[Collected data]
☆ ☆ ☆ ☆ ☆ ☆ ☆

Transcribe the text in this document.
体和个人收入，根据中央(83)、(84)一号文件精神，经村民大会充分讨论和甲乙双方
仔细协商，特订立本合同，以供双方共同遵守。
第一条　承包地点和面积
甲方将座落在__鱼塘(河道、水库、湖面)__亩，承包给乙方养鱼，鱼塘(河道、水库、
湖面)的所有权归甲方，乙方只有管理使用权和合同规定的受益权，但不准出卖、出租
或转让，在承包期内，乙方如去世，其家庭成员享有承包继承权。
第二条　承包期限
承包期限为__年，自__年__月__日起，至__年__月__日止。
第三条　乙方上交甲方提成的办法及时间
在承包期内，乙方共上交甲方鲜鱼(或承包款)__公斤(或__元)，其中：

☆ ☆ ☆ ☆ ☆ ☆ ☆

● AIM: Write out every entry again, keeping each line exactly the same.

● SOLUTION TO THIS EXERCISE:
Transcribe the text in this document.
体和个人收入，根据中央(83)、(84)一号文件精神，经村民大会充分讨论和甲乙双方
仔细协商，特订立本合同，以供双方共同遵守。
第一条　承包地点和面积
甲方将座落在__鱼塘(河道、水库、湖面)__亩，承包给乙方养鱼，鱼塘(河道、水库、
湖面)的所有权归甲方，乙方只有管理使用权和合同规定的受益权，但不准出卖、出租
或转让，在承包期内，乙方如去世，其家庭成员享有承包继承权。
第二条　承包期限
承包期限为__年，自__年__月__日起，至__年__月__日止。
第三条　乙方上交甲方提成的办法及时间
在承包期内，乙方共上交甲方鲜鱼(或承包款)__公斤(或__元)，其中：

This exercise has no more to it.